[THE TASK] Each entry below should be echoed exactly, with pictures omitted.

[Records from a data collection]
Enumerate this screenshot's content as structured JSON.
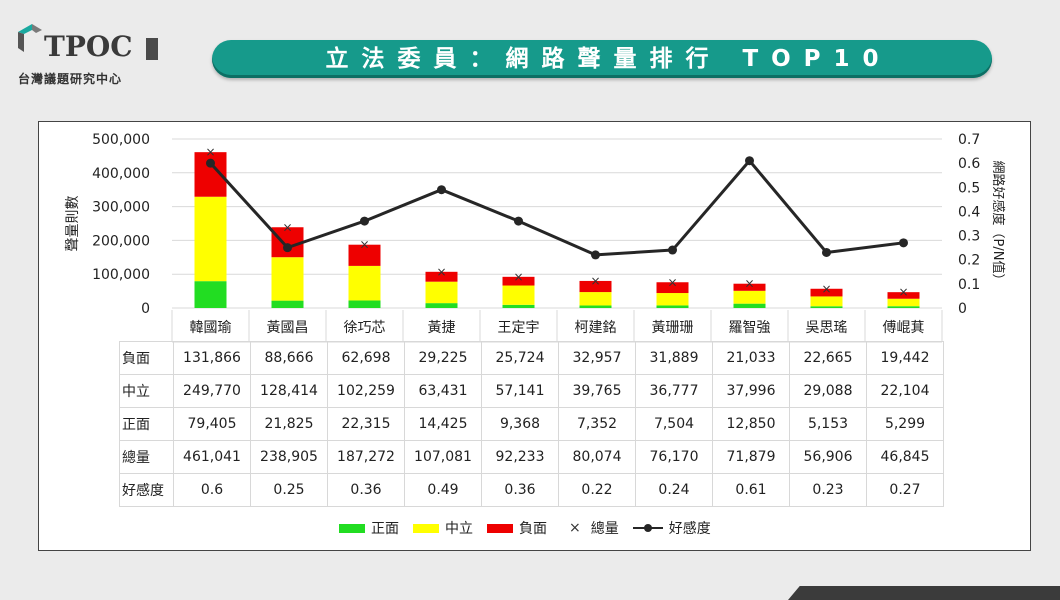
{
  "logo": {
    "text": "TPOC",
    "subtitle": "台灣議題研究中心"
  },
  "banner": {
    "title": "立法委員：網路聲量排行 TOP10"
  },
  "colors": {
    "positive": "#22dd22",
    "neutral": "#ffff00",
    "negative": "#ee0000",
    "line": "#262626",
    "banner": "#169a8b"
  },
  "chart_data": {
    "type": "bar",
    "stacked": true,
    "categories": [
      "韓國瑜",
      "黃國昌",
      "徐巧芯",
      "黃捷",
      "王定宇",
      "柯建銘",
      "黃珊珊",
      "羅智強",
      "吳思瑤",
      "傅崐萁"
    ],
    "series": [
      {
        "name": "正面",
        "values": [
          79405,
          21825,
          22315,
          14425,
          9368,
          7352,
          7504,
          12850,
          5153,
          5299
        ]
      },
      {
        "name": "中立",
        "values": [
          249770,
          128414,
          102259,
          63431,
          57141,
          39765,
          36777,
          37996,
          29088,
          22104
        ]
      },
      {
        "name": "負面",
        "values": [
          131866,
          88666,
          62698,
          29225,
          25724,
          32957,
          31889,
          21033,
          22665,
          19442
        ]
      }
    ],
    "total": {
      "name": "總量",
      "values": [
        461041,
        238905,
        187272,
        107081,
        92233,
        80074,
        76170,
        71879,
        56906,
        46845
      ]
    },
    "line": {
      "name": "好感度",
      "values": [
        0.6,
        0.25,
        0.36,
        0.49,
        0.36,
        0.22,
        0.24,
        0.61,
        0.23,
        0.27
      ]
    },
    "ylabel": "聲量則數",
    "ylabel_right": "網路好感度（P/N值）",
    "ylim": [
      0,
      500000
    ],
    "yticks": [
      "500,000",
      "400,000",
      "300,000",
      "200,000",
      "100,000",
      "0"
    ],
    "ylim_right": [
      0,
      0.7
    ],
    "yticks_right": [
      "0.7",
      "0.6",
      "0.5",
      "0.4",
      "0.3",
      "0.2",
      "0.1",
      "0"
    ],
    "grid": true,
    "legend_position": "bottom"
  },
  "table": {
    "rows": [
      {
        "label": "負面",
        "values": [
          "131,866",
          "88,666",
          "62,698",
          "29,225",
          "25,724",
          "32,957",
          "31,889",
          "21,033",
          "22,665",
          "19,442"
        ]
      },
      {
        "label": "中立",
        "values": [
          "249,770",
          "128,414",
          "102,259",
          "63,431",
          "57,141",
          "39,765",
          "36,777",
          "37,996",
          "29,088",
          "22,104"
        ]
      },
      {
        "label": "正面",
        "values": [
          "79,405",
          "21,825",
          "22,315",
          "14,425",
          "9,368",
          "7,352",
          "7,504",
          "12,850",
          "5,153",
          "5,299"
        ]
      },
      {
        "label": "總量",
        "values": [
          "461,041",
          "238,905",
          "187,272",
          "107,081",
          "92,233",
          "80,074",
          "76,170",
          "71,879",
          "56,906",
          "46,845"
        ]
      },
      {
        "label": "好感度",
        "values": [
          "0.6",
          "0.25",
          "0.36",
          "0.49",
          "0.36",
          "0.22",
          "0.24",
          "0.61",
          "0.23",
          "0.27"
        ]
      }
    ]
  },
  "legend": {
    "positive": "正面",
    "neutral": "中立",
    "negative": "負面",
    "total": "總量",
    "line": "好感度"
  }
}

[TASK RESPONSE]
Enumerate this screenshot's content as structured JSON.
{
  "logo": {
    "text": "TPOC",
    "subtitle": "台灣議題研究中心"
  },
  "banner": {
    "title": "立法委員：網路聲量排行 TOP10"
  },
  "colors": {
    "positive": "#22dd22",
    "neutral": "#ffff00",
    "negative": "#ee0000",
    "line": "#262626",
    "banner": "#169a8b"
  },
  "chart_data": {
    "type": "bar",
    "stacked": true,
    "categories": [
      "韓國瑜",
      "黃國昌",
      "徐巧芯",
      "黃捷",
      "王定宇",
      "柯建銘",
      "黃珊珊",
      "羅智強",
      "吳思瑤",
      "傅崐萁"
    ],
    "series": [
      {
        "name": "正面",
        "values": [
          79405,
          21825,
          22315,
          14425,
          9368,
          7352,
          7504,
          12850,
          5153,
          5299
        ]
      },
      {
        "name": "中立",
        "values": [
          249770,
          128414,
          102259,
          63431,
          57141,
          39765,
          36777,
          37996,
          29088,
          22104
        ]
      },
      {
        "name": "負面",
        "values": [
          131866,
          88666,
          62698,
          29225,
          25724,
          32957,
          31889,
          21033,
          22665,
          19442
        ]
      }
    ],
    "total": {
      "name": "總量",
      "values": [
        461041,
        238905,
        187272,
        107081,
        92233,
        80074,
        76170,
        71879,
        56906,
        46845
      ]
    },
    "line": {
      "name": "好感度",
      "values": [
        0.6,
        0.25,
        0.36,
        0.49,
        0.36,
        0.22,
        0.24,
        0.61,
        0.23,
        0.27
      ]
    },
    "ylabel": "聲量則數",
    "ylabel_right": "網路好感度（P/N值）",
    "ylim": [
      0,
      500000
    ],
    "yticks": [
      "500,000",
      "400,000",
      "300,000",
      "200,000",
      "100,000",
      "0"
    ],
    "ylim_right": [
      0,
      0.7
    ],
    "yticks_right": [
      "0.7",
      "0.6",
      "0.5",
      "0.4",
      "0.3",
      "0.2",
      "0.1",
      "0"
    ],
    "grid": true,
    "legend_position": "bottom"
  },
  "table": {
    "rows": [
      {
        "label": "負面",
        "values": [
          "131,866",
          "88,666",
          "62,698",
          "29,225",
          "25,724",
          "32,957",
          "31,889",
          "21,033",
          "22,665",
          "19,442"
        ]
      },
      {
        "label": "中立",
        "values": [
          "249,770",
          "128,414",
          "102,259",
          "63,431",
          "57,141",
          "39,765",
          "36,777",
          "37,996",
          "29,088",
          "22,104"
        ]
      },
      {
        "label": "正面",
        "values": [
          "79,405",
          "21,825",
          "22,315",
          "14,425",
          "9,368",
          "7,352",
          "7,504",
          "12,850",
          "5,153",
          "5,299"
        ]
      },
      {
        "label": "總量",
        "values": [
          "461,041",
          "238,905",
          "187,272",
          "107,081",
          "92,233",
          "80,074",
          "76,170",
          "71,879",
          "56,906",
          "46,845"
        ]
      },
      {
        "label": "好感度",
        "values": [
          "0.6",
          "0.25",
          "0.36",
          "0.49",
          "0.36",
          "0.22",
          "0.24",
          "0.61",
          "0.23",
          "0.27"
        ]
      }
    ]
  },
  "legend": {
    "positive": "正面",
    "neutral": "中立",
    "negative": "負面",
    "total": "總量",
    "line": "好感度"
  }
}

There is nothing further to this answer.